[Data records]
|---|

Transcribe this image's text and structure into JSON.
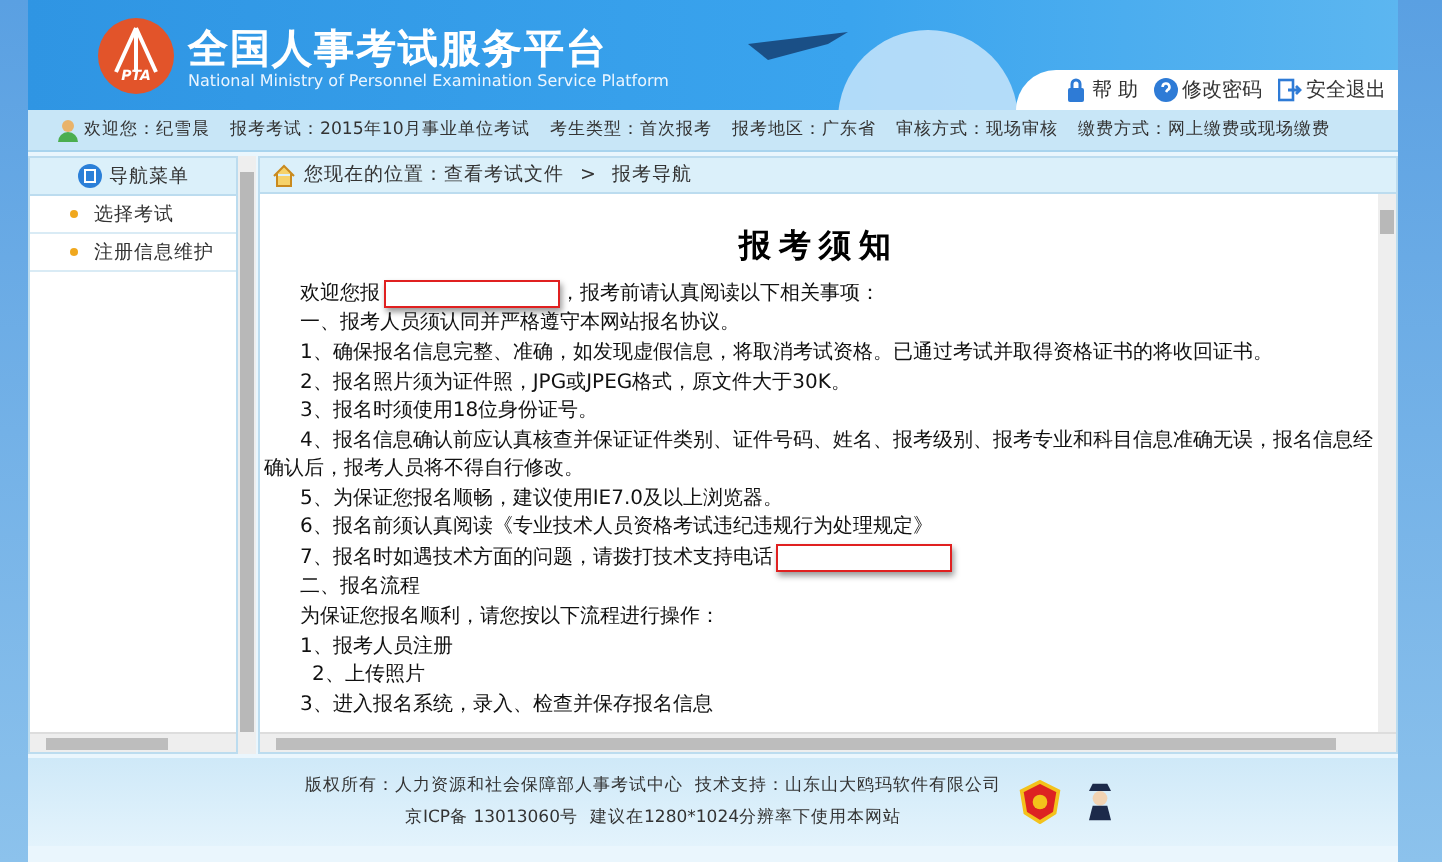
{
  "header": {
    "logo_text": "PTA",
    "title": "全国人事考试服务平台",
    "subtitle": "National Ministry of Personnel Examination Service Platform",
    "links": [
      {
        "kind": "lock",
        "label": "帮 助"
      },
      {
        "kind": "help",
        "label": "修改密码"
      },
      {
        "kind": "exit",
        "label": "安全退出"
      }
    ]
  },
  "info_bar": {
    "welcome": "欢迎您：纪雪晨",
    "items": [
      "报考考试：2015年10月事业单位考试",
      "考生类型：首次报考",
      "报考地区：广东省",
      "审核方式：现场审核",
      "缴费方式：网上缴费或现场缴费"
    ]
  },
  "sidebar": {
    "heading": "导航菜单",
    "items": [
      "选择考试",
      "注册信息维护"
    ]
  },
  "breadcrumb": {
    "path": "您现在的位置：查看考试文件",
    "separator": ">",
    "current": "报考导航"
  },
  "notice": {
    "title": "报考须知",
    "lines": [
      {
        "kind": "para",
        "text": "欢迎您报",
        "redacted": true,
        "rest": "，报考前请认真阅读以下相关事项："
      },
      {
        "kind": "para",
        "text": "一、报考人员须认同并严格遵守本网站报名协议。",
        "redacted": false
      },
      {
        "kind": "para",
        "text": "1、确保报名信息完整、准确，如发现虚假信息，将取消考试资格。已通过考试并取得资格证书的将收回证书。",
        "redacted": false
      },
      {
        "kind": "para",
        "text": "2、报名照片须为证件照，JPG或JPEG格式，原文件大于30K。",
        "redacted": false
      },
      {
        "kind": "para",
        "text": "3、报名时须使用18位身份证号。",
        "redacted": false
      },
      {
        "kind": "para",
        "text": "4、报名信息确认前应认真核查并保证证件类别、证件号码、姓名、报考级别、报考专业和科目信息准确无误，报名信息经确认后，报考人员将不得自行修改。",
        "redacted": false
      },
      {
        "kind": "para",
        "text": "5、为保证您报名顺畅，建议使用IE7.0及以上浏览器。",
        "redacted": false
      },
      {
        "kind": "para",
        "text": "6、报名前须认真阅读《专业技术人员资格考试违纪违规行为处理规定》",
        "redacted": false
      },
      {
        "kind": "para",
        "text": "7、报名时如遇技术方面的问题，请拨打技术支持电话",
        "redacted": true
      },
      {
        "kind": "para",
        "text": "二、报名流程",
        "redacted": false
      },
      {
        "kind": "para",
        "text": "为保证您报名顺利，请您按以下流程进行操作：",
        "redacted": false
      },
      {
        "kind": "para",
        "text": "1、报考人员注册",
        "redacted": false
      },
      {
        "kind": "sub",
        "text": "2、上传照片",
        "redacted": false
      },
      {
        "kind": "para",
        "text": "3、进入报名系统，录入、检查并保存报名信息",
        "redacted": false
      }
    ]
  },
  "footer": {
    "lines": [
      [
        "版权所有：人力资源和社会保障部人事考试中心",
        "技术支持：山东山大鸥玛软件有限公司"
      ],
      [
        "京ICP备 13013060号",
        "建议在1280*1024分辨率下使用本网站"
      ]
    ]
  }
}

|---|

### GIVEN EXERCISE
Excluding the pictures, reproduce every entry exactly as given.

### RESULT OF THIS EXERCISE
Transcribe this image's text and structure into JSON.
{
  "header": {
    "logo_text": "PTA",
    "title": "全国人事考试服务平台",
    "subtitle": "National Ministry of Personnel Examination Service Platform",
    "links": [
      {
        "kind": "lock",
        "label": "帮 助"
      },
      {
        "kind": "help",
        "label": "修改密码"
      },
      {
        "kind": "exit",
        "label": "安全退出"
      }
    ]
  },
  "info_bar": {
    "welcome": "欢迎您：纪雪晨",
    "items": [
      "报考考试：2015年10月事业单位考试",
      "考生类型：首次报考",
      "报考地区：广东省",
      "审核方式：现场审核",
      "缴费方式：网上缴费或现场缴费"
    ]
  },
  "sidebar": {
    "heading": "导航菜单",
    "items": [
      "选择考试",
      "注册信息维护"
    ]
  },
  "breadcrumb": {
    "path": "您现在的位置：查看考试文件",
    "separator": ">",
    "current": "报考导航"
  },
  "notice": {
    "title": "报考须知",
    "lines": [
      {
        "kind": "para",
        "text": "欢迎您报",
        "redacted": true,
        "rest": "，报考前请认真阅读以下相关事项："
      },
      {
        "kind": "para",
        "text": "一、报考人员须认同并严格遵守本网站报名协议。",
        "redacted": false
      },
      {
        "kind": "para",
        "text": "1、确保报名信息完整、准确，如发现虚假信息，将取消考试资格。已通过考试并取得资格证书的将收回证书。",
        "redacted": false
      },
      {
        "kind": "para",
        "text": "2、报名照片须为证件照，JPG或JPEG格式，原文件大于30K。",
        "redacted": false
      },
      {
        "kind": "para",
        "text": "3、报名时须使用18位身份证号。",
        "redacted": false
      },
      {
        "kind": "para",
        "text": "4、报名信息确认前应认真核查并保证证件类别、证件号码、姓名、报考级别、报考专业和科目信息准确无误，报名信息经确认后，报考人员将不得自行修改。",
        "redacted": false
      },
      {
        "kind": "para",
        "text": "5、为保证您报名顺畅，建议使用IE7.0及以上浏览器。",
        "redacted": false
      },
      {
        "kind": "para",
        "text": "6、报名前须认真阅读《专业技术人员资格考试违纪违规行为处理规定》",
        "redacted": false
      },
      {
        "kind": "para",
        "text": "7、报名时如遇技术方面的问题，请拨打技术支持电话",
        "redacted": true
      },
      {
        "kind": "para",
        "text": "二、报名流程",
        "redacted": false
      },
      {
        "kind": "para",
        "text": "为保证您报名顺利，请您按以下流程进行操作：",
        "redacted": false
      },
      {
        "kind": "para",
        "text": "1、报考人员注册",
        "redacted": false
      },
      {
        "kind": "sub",
        "text": "2、上传照片",
        "redacted": false
      },
      {
        "kind": "para",
        "text": "3、进入报名系统，录入、检查并保存报名信息",
        "redacted": false
      }
    ]
  },
  "footer": {
    "lines": [
      [
        "版权所有：人力资源和社会保障部人事考试中心",
        "技术支持：山东山大鸥玛软件有限公司"
      ],
      [
        "京ICP备 13013060号",
        "建议在1280*1024分辨率下使用本网站"
      ]
    ]
  }
}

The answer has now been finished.